# Uber Alcohol Deliver is going to be a nightmare.



## Dave Bust (Jun 28, 2017)

You have to check id's? and give the customer a sobriety test?

and if you are wrong YOU could be arrested?

Let alone the fact that Uber is telling you what to do WHEN the customer becomes aggressive,,,not if the customer becomes aggressive.

Then you have to take the customers picture, upload it, then wait for verification?

Plus it is your responsibility to return the Alcohol to the store if things dont go well?

What if the store is closed and you are working an hour away from home,,,you then have to make a 2 hour round trip to return the alcohol the next day?

I'm sure you are not going to be paid extra to return the Alcohol

I can guarantee you there will be lots and lots of problems with this.


----------



## z_z_z_ (Aug 17, 2019)

Good luck delivery ants 🤣


----------



## Lvd2020 (Apr 9, 2020)

Didn’t know this was available but sounds like a headache.


----------



## Dave Bust (Jun 28, 2017)

Lvd2020 said:


> Didn't know this was available but sounds like a headache.


I'm in NY and just got the notification to OPT IN this morning

https://www.uber.com/ca/en/deliver/basics/making-deliveries/delivering-alcohol/
*Delivering alcohol*
Alcohol delivery requests are now coming through the Uber Eats app for delivery people in select cities across Canada.

*Alcohol delivery is optional*
Please note: opting in to alcohol delivery is fully optional and will not affect your ability to receive ordinary food delivery requests with the app as long as those requests do not include alcohol. If you no longer wish to deliver alcohol for any reason, you can opt out of receiving alcohol delivery requests at any time by contacting our Support team at help.uber.com. If you're matched with a request that contains beer or wine and you don't want to deliver it, you can cancel as you usually would by checking the items and cancelling before you get to the restaurant.

- _Recorded data_:
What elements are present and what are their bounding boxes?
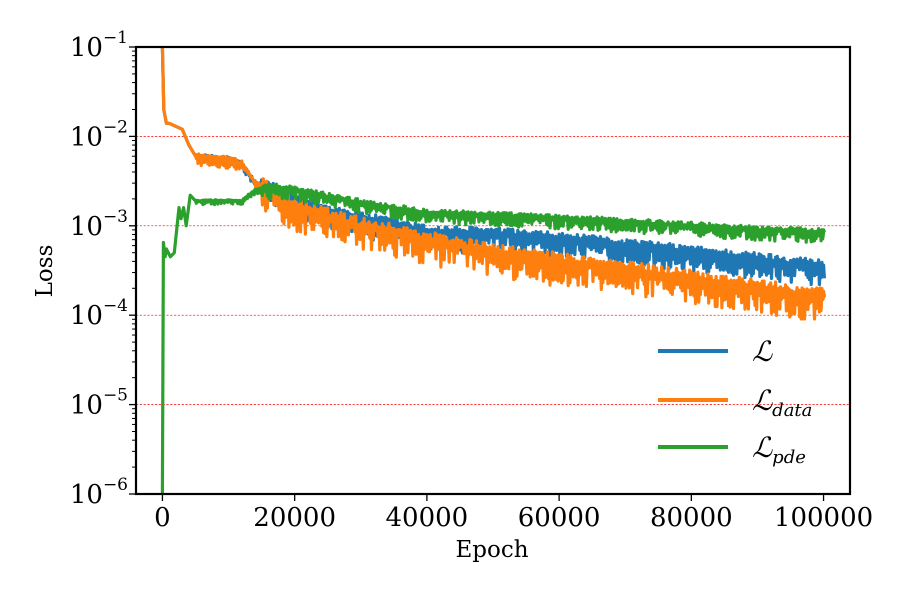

- _Problem statement_: Could you repeat, word for word, the stretch of the Uber alcohol delivery thread from "You have to check" through "wait for verification?"?

- _Response to the exercise_:
You have to check id's? and give the customer a sobriety test?

and if you are wrong YOU could be arrested?

Let alone the fact that Uber is telling you what to do WHEN the customer becomes aggressive,,,not if the customer becomes aggressive.

Then you have to take the customers picture, upload it, then wait for verification?